Task instructions: Your answer is a single number: how many lines hold the word "ТАНАА"?

##### Dataset excerpts

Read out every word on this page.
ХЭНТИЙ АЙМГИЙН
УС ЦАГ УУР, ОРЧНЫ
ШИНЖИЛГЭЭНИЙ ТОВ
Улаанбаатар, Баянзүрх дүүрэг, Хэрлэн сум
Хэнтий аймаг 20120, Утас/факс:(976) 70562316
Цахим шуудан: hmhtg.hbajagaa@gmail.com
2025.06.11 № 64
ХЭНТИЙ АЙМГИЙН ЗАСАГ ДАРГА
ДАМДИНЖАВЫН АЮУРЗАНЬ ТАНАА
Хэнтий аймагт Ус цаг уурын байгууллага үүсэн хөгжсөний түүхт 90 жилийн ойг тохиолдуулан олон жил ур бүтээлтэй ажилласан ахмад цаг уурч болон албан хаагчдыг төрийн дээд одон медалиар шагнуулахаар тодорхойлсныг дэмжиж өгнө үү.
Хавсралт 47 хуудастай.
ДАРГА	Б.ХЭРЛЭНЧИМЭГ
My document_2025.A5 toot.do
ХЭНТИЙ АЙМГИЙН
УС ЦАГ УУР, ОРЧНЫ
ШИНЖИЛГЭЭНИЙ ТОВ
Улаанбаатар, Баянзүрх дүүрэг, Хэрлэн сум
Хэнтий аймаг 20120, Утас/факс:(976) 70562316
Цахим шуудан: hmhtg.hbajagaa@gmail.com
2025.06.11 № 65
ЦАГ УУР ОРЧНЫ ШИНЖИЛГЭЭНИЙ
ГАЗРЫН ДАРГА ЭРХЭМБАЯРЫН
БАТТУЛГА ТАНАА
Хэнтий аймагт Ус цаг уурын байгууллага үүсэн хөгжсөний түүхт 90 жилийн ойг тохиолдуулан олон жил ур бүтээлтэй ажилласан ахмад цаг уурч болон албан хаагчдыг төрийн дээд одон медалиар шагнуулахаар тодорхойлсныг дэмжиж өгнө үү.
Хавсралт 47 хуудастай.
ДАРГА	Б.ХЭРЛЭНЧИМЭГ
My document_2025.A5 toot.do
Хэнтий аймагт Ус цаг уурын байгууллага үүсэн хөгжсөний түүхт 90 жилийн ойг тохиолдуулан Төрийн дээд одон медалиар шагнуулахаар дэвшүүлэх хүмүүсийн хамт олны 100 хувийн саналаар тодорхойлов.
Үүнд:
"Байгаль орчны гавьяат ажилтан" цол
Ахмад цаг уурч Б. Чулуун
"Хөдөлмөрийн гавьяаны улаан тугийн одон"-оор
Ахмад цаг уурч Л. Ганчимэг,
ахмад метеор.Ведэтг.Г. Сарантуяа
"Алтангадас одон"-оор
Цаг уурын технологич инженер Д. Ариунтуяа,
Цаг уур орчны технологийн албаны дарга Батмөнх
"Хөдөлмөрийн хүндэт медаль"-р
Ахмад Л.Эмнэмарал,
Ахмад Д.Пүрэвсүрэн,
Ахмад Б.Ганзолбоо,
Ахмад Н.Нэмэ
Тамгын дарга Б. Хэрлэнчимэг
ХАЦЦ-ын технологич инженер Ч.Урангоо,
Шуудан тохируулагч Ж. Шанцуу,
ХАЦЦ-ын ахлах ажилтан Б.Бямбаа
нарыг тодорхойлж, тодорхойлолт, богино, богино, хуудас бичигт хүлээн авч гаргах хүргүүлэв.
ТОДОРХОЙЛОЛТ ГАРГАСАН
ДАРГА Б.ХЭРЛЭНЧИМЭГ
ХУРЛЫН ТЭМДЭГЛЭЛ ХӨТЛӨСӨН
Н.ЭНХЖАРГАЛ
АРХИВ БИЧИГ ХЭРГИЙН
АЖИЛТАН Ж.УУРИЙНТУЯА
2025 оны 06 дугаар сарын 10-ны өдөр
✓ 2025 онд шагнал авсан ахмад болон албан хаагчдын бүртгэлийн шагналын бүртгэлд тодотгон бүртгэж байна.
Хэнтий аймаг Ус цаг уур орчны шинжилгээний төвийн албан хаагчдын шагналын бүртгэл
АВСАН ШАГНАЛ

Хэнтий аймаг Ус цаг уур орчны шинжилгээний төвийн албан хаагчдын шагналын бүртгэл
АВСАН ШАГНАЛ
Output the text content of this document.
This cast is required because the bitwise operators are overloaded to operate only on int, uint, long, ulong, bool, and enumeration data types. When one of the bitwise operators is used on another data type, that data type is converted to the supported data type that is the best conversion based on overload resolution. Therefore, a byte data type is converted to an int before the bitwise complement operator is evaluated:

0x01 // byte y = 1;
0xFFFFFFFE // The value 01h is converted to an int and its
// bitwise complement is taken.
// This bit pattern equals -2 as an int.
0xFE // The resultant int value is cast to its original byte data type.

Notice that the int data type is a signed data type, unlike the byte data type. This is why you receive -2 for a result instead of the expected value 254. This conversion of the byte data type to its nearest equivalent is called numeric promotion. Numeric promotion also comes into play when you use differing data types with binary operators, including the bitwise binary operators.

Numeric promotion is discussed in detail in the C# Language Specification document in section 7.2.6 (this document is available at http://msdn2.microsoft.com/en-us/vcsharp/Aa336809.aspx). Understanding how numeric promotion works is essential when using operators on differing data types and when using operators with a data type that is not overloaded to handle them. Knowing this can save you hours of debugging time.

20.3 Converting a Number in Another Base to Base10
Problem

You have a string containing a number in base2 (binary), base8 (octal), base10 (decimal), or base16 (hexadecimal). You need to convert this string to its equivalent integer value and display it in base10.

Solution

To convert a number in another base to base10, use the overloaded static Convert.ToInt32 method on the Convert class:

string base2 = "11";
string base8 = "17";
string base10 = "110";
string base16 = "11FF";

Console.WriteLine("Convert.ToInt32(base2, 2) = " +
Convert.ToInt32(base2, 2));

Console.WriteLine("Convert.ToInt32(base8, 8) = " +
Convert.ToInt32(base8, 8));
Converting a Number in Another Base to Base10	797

##########

Exercise output: 2